--- Task data Enclosed Below ---

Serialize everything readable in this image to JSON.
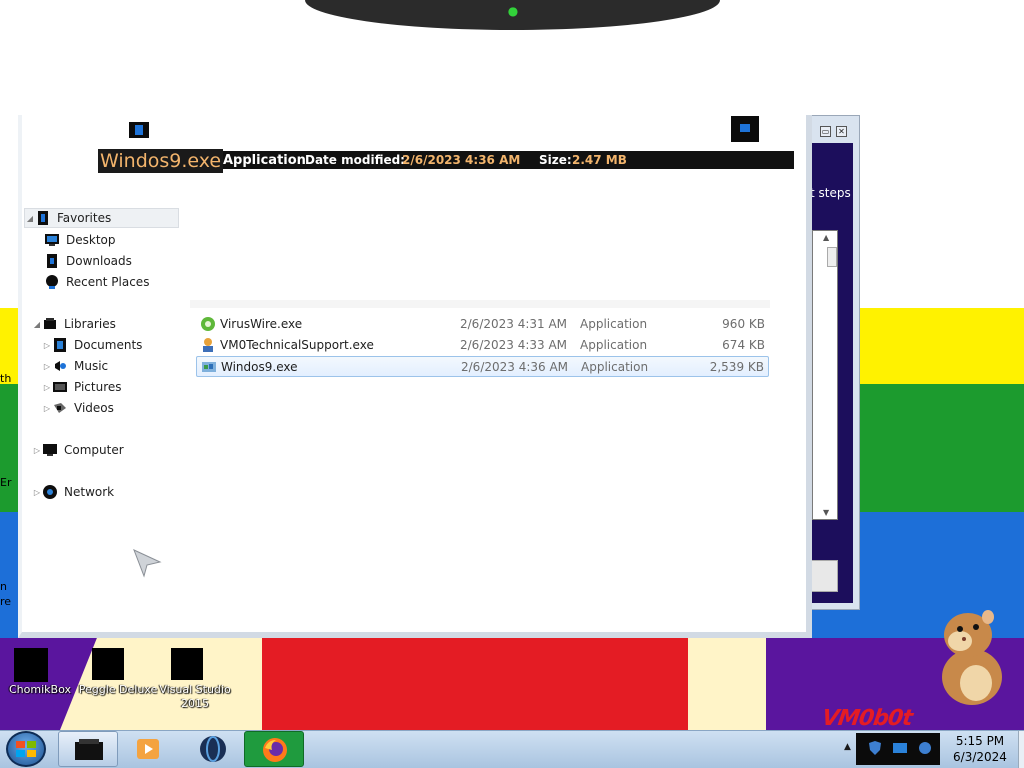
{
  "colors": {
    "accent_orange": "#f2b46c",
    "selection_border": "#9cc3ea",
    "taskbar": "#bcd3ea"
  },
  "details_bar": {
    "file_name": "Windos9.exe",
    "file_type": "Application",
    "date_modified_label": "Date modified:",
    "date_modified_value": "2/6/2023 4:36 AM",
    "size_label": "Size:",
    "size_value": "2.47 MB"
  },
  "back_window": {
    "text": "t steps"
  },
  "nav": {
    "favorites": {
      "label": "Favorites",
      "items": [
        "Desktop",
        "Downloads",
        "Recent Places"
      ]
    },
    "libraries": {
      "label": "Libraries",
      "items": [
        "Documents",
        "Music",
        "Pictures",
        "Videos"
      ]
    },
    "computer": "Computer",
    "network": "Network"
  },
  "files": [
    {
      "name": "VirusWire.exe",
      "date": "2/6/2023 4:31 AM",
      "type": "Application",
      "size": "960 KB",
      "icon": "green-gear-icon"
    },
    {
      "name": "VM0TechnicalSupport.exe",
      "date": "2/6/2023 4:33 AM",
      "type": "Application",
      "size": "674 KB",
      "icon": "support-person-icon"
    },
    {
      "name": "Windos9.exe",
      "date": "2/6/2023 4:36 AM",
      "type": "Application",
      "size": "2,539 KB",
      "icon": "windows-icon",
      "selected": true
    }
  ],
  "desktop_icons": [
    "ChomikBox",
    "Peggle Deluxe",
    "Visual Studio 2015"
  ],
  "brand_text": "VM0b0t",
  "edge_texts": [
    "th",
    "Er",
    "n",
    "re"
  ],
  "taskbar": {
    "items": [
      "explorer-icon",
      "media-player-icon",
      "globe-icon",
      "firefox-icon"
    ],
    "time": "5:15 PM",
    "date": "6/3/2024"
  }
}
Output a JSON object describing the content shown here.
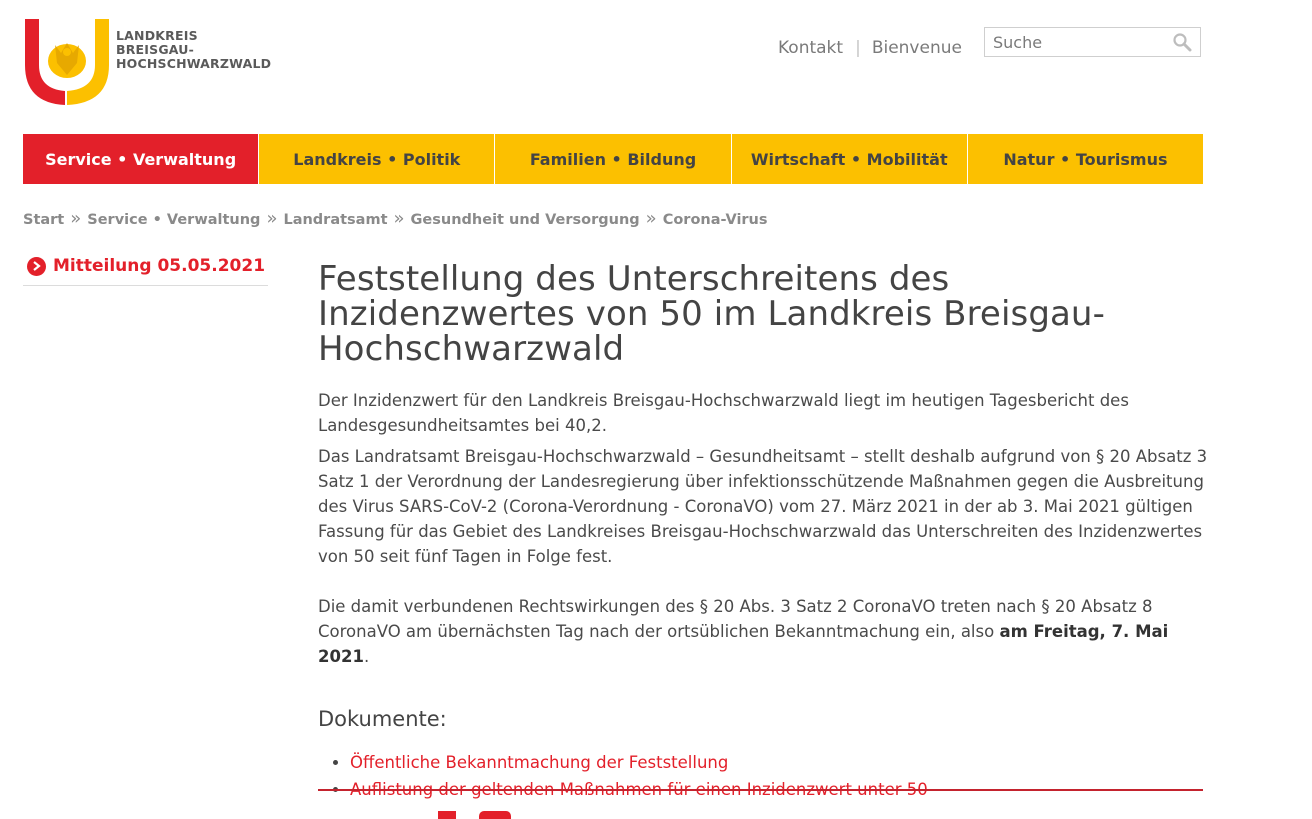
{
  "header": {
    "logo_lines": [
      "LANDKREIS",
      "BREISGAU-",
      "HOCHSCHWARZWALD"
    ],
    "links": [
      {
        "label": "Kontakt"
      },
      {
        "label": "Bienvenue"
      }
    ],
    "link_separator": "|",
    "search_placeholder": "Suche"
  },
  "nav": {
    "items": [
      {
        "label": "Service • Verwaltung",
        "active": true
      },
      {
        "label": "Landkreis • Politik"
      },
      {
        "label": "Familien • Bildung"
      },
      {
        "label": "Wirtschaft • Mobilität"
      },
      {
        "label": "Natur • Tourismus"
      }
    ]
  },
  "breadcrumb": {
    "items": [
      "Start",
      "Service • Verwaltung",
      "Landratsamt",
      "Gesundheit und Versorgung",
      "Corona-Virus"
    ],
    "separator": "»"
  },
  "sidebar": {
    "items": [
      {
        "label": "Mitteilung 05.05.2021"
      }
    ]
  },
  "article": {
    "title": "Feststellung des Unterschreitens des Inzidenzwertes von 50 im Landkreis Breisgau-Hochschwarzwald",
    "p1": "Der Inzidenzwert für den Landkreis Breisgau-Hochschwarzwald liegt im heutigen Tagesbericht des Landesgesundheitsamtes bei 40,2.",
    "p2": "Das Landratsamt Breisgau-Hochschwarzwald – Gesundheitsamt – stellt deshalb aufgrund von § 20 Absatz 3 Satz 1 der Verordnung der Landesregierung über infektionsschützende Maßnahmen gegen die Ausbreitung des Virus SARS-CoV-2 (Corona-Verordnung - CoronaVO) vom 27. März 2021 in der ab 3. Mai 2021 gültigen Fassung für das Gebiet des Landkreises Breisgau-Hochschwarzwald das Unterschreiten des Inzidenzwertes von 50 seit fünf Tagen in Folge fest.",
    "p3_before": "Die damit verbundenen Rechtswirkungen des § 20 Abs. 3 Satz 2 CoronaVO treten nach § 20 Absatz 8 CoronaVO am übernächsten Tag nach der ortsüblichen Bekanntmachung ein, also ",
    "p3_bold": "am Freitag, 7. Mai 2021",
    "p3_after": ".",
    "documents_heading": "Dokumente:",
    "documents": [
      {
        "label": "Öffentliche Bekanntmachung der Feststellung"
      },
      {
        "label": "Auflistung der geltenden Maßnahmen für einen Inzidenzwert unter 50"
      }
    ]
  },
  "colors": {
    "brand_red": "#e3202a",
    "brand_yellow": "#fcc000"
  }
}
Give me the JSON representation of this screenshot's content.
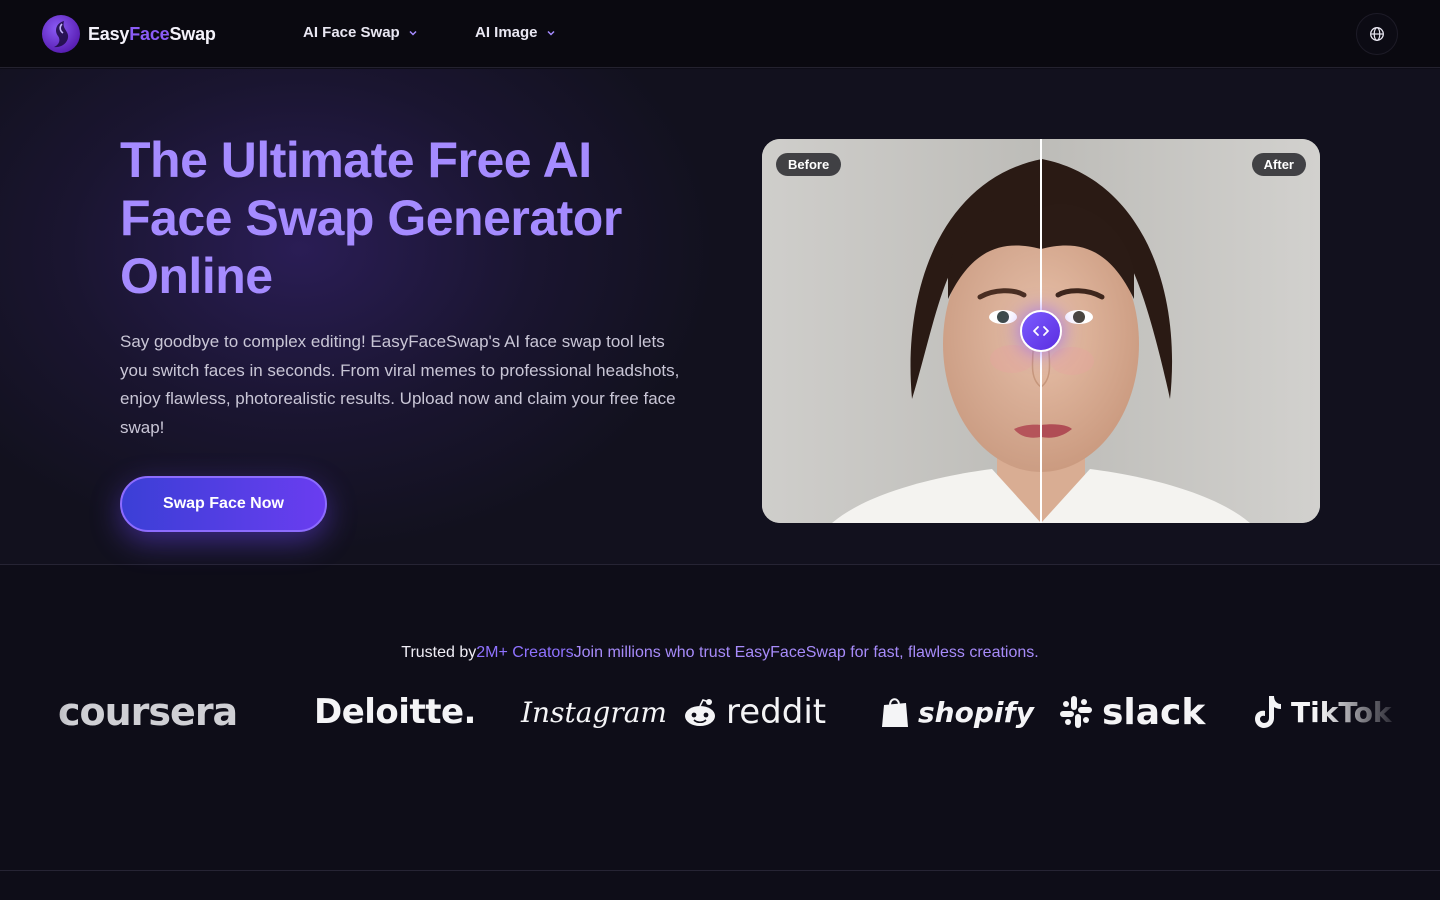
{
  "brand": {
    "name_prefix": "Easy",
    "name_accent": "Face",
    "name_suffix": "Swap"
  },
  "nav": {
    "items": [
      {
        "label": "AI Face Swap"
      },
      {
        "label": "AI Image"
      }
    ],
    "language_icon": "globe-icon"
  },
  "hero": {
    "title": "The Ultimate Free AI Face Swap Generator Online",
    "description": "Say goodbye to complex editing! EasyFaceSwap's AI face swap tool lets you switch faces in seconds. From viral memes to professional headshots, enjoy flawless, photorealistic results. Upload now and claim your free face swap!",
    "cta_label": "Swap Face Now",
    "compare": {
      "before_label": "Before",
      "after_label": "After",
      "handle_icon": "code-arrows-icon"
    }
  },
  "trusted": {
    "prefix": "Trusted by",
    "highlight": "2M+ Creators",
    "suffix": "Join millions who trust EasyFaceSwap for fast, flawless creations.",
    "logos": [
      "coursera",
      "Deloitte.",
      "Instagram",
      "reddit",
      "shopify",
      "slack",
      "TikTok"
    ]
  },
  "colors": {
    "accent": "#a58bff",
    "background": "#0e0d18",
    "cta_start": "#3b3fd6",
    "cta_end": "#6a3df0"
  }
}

--- End of Enclosed Task data ---

Exercise prompt: Check each line of the listing for the word "Service" and state how many lines contain it, with no other words.

Task result: 2